**SHORT TASK:** Find the line that contains "What data populates" in the entries below. Output it and each later line exactly, and nothing else.

────

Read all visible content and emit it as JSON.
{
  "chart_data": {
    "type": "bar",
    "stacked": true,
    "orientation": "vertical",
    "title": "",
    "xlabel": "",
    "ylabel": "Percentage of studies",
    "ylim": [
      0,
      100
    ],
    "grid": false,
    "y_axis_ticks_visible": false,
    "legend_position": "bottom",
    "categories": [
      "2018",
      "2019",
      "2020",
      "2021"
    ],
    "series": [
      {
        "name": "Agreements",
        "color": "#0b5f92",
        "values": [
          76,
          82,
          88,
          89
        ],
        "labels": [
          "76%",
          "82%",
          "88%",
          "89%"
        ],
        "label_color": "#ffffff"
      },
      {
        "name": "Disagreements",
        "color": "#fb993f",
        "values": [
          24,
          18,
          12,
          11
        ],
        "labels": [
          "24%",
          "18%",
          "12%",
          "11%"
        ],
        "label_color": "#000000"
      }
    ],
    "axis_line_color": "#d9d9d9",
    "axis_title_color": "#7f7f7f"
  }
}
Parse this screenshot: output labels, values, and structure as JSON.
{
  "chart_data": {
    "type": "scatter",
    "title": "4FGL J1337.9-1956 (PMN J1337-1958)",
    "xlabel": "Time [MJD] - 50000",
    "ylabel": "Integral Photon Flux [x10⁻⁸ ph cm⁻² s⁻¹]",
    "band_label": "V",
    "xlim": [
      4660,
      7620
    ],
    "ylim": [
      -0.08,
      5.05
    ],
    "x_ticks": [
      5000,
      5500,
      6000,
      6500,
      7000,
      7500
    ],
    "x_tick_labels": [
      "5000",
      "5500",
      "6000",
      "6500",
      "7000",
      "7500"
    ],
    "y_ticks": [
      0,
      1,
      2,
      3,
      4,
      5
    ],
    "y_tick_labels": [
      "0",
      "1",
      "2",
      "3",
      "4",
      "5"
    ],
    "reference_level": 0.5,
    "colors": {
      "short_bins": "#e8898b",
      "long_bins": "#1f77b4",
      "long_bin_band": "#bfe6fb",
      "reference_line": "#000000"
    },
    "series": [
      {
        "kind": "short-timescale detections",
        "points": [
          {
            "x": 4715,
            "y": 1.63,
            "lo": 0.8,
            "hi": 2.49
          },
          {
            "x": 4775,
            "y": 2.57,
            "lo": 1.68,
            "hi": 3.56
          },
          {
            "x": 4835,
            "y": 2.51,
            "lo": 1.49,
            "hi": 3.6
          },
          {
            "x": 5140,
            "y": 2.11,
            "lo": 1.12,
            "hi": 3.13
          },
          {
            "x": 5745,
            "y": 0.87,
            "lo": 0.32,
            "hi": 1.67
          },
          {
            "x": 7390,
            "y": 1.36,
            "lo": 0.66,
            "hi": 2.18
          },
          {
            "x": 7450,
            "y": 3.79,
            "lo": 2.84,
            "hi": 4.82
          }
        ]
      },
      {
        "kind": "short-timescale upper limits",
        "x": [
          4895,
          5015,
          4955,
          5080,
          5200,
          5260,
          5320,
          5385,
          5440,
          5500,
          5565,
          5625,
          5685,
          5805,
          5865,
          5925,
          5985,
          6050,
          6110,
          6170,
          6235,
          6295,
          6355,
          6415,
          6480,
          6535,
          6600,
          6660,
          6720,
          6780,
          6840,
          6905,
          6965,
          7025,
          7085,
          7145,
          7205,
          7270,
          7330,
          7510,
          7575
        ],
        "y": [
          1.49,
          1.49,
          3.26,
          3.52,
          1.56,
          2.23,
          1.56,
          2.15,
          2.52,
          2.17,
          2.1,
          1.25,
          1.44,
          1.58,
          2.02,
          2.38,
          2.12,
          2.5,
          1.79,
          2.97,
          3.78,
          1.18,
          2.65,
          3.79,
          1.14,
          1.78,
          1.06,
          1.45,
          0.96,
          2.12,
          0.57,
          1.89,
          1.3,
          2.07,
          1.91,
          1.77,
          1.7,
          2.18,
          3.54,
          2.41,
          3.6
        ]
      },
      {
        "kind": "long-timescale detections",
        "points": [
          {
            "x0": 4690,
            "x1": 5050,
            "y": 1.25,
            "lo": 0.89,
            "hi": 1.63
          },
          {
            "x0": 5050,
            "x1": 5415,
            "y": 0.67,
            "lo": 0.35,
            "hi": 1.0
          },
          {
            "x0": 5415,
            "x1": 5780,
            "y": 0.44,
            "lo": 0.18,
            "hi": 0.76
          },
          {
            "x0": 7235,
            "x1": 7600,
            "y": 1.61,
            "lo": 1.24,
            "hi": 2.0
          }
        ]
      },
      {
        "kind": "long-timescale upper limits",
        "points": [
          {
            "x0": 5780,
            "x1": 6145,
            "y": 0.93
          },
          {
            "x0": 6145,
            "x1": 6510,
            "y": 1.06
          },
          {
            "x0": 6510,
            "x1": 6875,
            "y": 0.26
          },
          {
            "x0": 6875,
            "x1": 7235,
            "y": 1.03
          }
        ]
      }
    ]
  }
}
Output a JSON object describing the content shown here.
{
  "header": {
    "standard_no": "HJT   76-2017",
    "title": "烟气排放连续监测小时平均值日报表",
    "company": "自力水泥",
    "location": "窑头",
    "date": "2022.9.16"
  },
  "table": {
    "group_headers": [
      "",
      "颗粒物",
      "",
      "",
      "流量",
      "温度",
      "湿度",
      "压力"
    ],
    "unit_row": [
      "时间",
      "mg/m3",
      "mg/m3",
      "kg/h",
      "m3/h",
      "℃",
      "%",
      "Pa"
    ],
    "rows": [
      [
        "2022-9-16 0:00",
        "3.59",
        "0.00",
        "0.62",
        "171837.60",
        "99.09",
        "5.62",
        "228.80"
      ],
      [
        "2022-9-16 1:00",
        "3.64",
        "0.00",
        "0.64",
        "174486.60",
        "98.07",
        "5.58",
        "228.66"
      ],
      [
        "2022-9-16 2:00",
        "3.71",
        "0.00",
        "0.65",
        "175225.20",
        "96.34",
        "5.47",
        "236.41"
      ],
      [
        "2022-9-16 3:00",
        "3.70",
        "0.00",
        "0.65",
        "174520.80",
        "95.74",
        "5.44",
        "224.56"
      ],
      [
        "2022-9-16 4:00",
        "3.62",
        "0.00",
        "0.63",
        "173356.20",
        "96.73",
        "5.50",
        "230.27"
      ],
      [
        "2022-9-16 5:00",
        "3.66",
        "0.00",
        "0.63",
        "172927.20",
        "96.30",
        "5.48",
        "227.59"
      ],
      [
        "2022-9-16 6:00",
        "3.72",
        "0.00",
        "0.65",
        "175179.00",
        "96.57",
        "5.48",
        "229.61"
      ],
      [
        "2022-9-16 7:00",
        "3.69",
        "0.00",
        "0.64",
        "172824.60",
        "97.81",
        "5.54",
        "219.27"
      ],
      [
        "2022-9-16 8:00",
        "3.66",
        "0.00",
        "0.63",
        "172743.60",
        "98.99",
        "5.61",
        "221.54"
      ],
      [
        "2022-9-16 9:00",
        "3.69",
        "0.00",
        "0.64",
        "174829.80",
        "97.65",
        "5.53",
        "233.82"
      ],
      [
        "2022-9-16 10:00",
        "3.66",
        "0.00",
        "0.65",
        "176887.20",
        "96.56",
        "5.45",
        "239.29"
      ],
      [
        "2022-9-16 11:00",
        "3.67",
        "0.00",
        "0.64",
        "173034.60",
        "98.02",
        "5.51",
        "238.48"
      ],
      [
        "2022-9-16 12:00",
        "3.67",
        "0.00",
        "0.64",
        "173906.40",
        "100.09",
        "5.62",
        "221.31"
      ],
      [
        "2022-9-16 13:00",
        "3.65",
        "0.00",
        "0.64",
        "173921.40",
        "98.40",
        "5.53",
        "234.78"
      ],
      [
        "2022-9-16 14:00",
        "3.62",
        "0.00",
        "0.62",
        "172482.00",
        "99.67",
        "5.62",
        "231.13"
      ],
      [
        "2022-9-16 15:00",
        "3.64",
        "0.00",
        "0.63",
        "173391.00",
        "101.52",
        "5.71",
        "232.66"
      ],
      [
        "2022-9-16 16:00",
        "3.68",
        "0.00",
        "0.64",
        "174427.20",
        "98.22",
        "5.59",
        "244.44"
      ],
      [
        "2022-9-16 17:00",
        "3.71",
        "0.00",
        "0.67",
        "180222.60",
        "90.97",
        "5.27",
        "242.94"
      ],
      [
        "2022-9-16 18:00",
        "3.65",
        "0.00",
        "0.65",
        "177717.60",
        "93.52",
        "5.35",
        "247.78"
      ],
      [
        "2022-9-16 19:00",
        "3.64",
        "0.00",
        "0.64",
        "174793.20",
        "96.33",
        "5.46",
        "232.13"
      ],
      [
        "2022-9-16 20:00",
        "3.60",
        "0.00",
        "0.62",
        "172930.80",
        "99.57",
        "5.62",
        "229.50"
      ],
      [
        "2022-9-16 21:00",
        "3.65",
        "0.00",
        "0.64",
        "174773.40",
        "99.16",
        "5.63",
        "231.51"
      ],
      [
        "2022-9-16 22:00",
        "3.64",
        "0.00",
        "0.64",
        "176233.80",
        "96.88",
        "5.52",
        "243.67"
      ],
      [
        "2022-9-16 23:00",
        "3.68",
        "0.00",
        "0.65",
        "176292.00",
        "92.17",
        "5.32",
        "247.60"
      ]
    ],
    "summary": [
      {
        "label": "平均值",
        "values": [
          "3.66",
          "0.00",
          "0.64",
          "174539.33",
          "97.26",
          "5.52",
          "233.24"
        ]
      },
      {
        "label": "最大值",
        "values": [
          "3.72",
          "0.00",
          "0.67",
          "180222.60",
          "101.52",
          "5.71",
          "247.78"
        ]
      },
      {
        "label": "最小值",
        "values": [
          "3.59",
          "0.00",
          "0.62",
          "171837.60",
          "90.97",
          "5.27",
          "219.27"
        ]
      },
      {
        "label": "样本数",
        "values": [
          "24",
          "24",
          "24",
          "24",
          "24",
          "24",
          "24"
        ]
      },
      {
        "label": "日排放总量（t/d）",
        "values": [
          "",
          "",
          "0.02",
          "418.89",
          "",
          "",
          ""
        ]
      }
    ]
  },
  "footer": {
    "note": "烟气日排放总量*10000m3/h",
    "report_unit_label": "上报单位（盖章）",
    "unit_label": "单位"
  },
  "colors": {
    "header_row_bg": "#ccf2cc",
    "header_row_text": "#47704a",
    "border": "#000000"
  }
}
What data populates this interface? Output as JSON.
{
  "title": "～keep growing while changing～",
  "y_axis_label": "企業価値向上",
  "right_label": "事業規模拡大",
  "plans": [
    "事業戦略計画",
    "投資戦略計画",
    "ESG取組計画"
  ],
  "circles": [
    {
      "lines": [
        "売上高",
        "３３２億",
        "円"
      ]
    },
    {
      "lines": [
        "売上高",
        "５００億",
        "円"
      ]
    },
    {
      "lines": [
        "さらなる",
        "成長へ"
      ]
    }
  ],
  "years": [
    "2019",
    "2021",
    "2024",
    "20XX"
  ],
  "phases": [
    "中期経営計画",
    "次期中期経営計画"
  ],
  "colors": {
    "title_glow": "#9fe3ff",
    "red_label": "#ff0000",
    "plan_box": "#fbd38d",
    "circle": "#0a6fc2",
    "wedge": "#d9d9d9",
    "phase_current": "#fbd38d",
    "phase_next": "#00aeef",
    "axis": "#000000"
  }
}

────

**SOLUTION BELOW:**
What data populates this interface? Output as JSON.
{
  "title": "～keep growing while changing～",
  "y_axis_label": "企業価値向上",
  "right_label": "事業規模拡大",
  "plans": [
    "事業戦略計画",
    "投資戦略計画",
    "ESG取組計画"
  ],
  "circles": [
    {
      "lines": [
        "売上高",
        "３３２億",
        "円"
      ]
    },
    {
      "lines": [
        "売上高",
        "５００億",
        "円"
      ]
    },
    {
      "lines": [
        "さらなる",
        "成長へ"
      ]
    }
  ],
  "years": [
    "2019",
    "2021",
    "2024",
    "20XX"
  ],
  "phases": [
    "中期経営計画",
    "次期中期経営計画"
  ],
  "colors": {
    "title_glow": "#9fe3ff",
    "red_label": "#ff0000",
    "plan_box": "#fbd38d",
    "circle": "#0a6fc2",
    "wedge": "#d9d9d9",
    "phase_current": "#fbd38d",
    "phase_next": "#00aeef",
    "axis": "#000000"
  }
}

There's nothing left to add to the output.